**PROMPT**
Please determine how many lines of the material include the word "Premier", and respond with nothing but that number.

(Records about charts and figures)

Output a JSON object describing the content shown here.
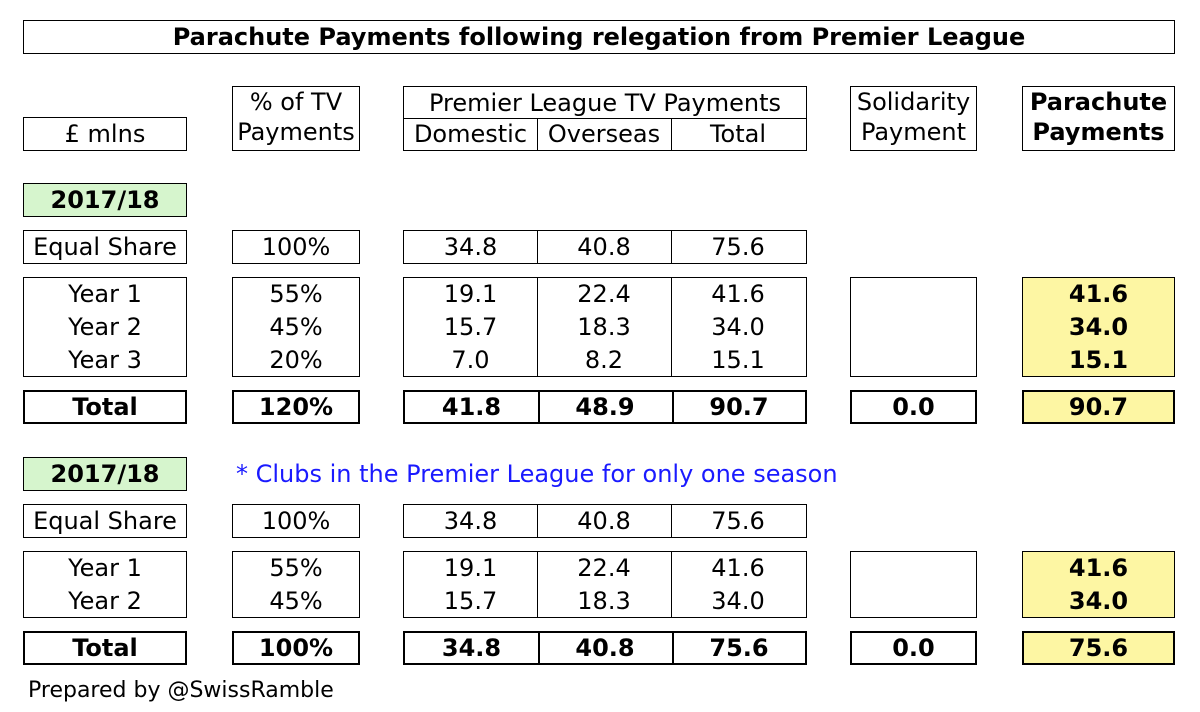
{
  "title": "Parachute Payments following relegation from Premier League",
  "header": {
    "units": "£ mlns",
    "pct_line1": "% of TV",
    "pct_line2": "Payments",
    "pl_group": "Premier League TV Payments",
    "domestic": "Domestic",
    "overseas": "Overseas",
    "total": "Total",
    "solidarity_line1": "Solidarity",
    "solidarity_line2": "Payment",
    "parachute_line1": "Parachute",
    "parachute_line2": "Payments"
  },
  "section1": {
    "season": "2017/18",
    "equal_share": {
      "label": "Equal Share",
      "pct": "100%",
      "domestic": "34.8",
      "overseas": "40.8",
      "total": "75.6"
    },
    "years": [
      {
        "label": "Year 1",
        "pct": "55%",
        "domestic": "19.1",
        "overseas": "22.4",
        "total": "41.6",
        "parachute": "41.6"
      },
      {
        "label": "Year 2",
        "pct": "45%",
        "domestic": "15.7",
        "overseas": "18.3",
        "total": "34.0",
        "parachute": "34.0"
      },
      {
        "label": "Year 3",
        "pct": "20%",
        "domestic": "7.0",
        "overseas": "8.2",
        "total": "15.1",
        "parachute": "15.1"
      }
    ],
    "totals": {
      "label": "Total",
      "pct": "120%",
      "domestic": "41.8",
      "overseas": "48.9",
      "total": "90.7",
      "solidarity": "0.0",
      "parachute": "90.7"
    }
  },
  "section2": {
    "season": "2017/18",
    "note": "* Clubs in the Premier League for only one season",
    "equal_share": {
      "label": "Equal Share",
      "pct": "100%",
      "domestic": "34.8",
      "overseas": "40.8",
      "total": "75.6"
    },
    "years": [
      {
        "label": "Year 1",
        "pct": "55%",
        "domestic": "19.1",
        "overseas": "22.4",
        "total": "41.6",
        "parachute": "41.6"
      },
      {
        "label": "Year 2",
        "pct": "45%",
        "domestic": "15.7",
        "overseas": "18.3",
        "total": "34.0",
        "parachute": "34.0"
      }
    ],
    "totals": {
      "label": "Total",
      "pct": "100%",
      "domestic": "34.8",
      "overseas": "40.8",
      "total": "75.6",
      "solidarity": "0.0",
      "parachute": "75.6"
    }
  },
  "credit": "Prepared by @SwissRamble",
  "colors": {
    "parachute_fill": "#fdf6a3",
    "season_fill": "#d6f5cd",
    "note_text": "#1a1aff"
  }
}
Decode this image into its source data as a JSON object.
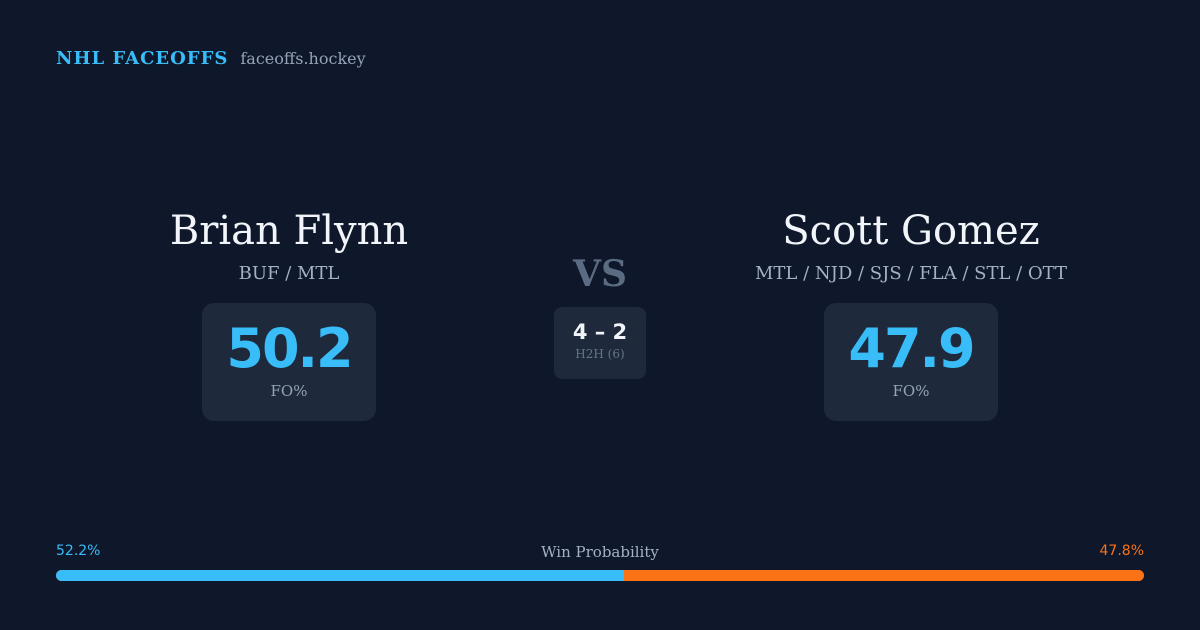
{
  "brand": {
    "name": "NHL FACEOFFS",
    "url": "faceoffs.hockey"
  },
  "players": [
    {
      "name": "Brian Flynn",
      "teams": "BUF / MTL",
      "fo_pct": "50.2",
      "fo_label": "FO%"
    },
    {
      "name": "Scott Gomez",
      "teams": "MTL / NJD / SJS / FLA / STL / OTT",
      "fo_pct": "47.9",
      "fo_label": "FO%"
    }
  ],
  "versus": {
    "label": "VS",
    "h2h_score": "4 – 2",
    "h2h_label": "H2H (6)"
  },
  "win_probability": {
    "title": "Win Probability",
    "left_label": "52.2%",
    "right_label": "47.8%",
    "left_fraction": 0.522,
    "left_color": "#38bdf8",
    "right_color": "#f97316"
  }
}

**OUTPUT OF THE EXERCISE**
3